-- START --

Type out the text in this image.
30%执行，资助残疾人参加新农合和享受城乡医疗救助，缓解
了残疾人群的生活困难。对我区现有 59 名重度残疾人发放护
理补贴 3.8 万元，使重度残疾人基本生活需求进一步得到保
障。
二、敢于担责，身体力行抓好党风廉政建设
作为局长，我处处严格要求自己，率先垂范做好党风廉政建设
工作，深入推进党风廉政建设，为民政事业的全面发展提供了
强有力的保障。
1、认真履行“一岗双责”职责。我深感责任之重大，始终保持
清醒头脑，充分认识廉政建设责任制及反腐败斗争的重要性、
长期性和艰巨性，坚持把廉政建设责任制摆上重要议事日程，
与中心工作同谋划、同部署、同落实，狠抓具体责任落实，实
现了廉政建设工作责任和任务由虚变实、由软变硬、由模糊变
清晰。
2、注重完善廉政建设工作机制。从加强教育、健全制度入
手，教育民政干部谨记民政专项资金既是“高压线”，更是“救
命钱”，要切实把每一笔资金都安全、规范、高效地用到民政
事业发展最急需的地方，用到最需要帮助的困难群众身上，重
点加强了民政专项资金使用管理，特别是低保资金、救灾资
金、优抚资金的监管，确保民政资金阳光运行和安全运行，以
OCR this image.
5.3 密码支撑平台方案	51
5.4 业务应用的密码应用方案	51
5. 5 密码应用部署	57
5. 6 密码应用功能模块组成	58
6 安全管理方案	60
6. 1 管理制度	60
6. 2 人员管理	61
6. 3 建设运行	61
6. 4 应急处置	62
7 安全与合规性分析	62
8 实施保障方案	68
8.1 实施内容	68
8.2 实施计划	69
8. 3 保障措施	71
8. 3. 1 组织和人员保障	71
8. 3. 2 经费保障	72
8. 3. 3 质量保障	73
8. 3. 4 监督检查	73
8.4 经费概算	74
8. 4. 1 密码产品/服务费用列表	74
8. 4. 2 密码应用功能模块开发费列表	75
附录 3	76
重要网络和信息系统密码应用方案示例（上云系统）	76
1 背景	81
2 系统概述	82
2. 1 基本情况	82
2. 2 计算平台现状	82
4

-- END --

* _Task requirements_
All lines in the data that contain the word "this" should be copied.

* _Problem solution_
Type out the text in this image.
OCR this image.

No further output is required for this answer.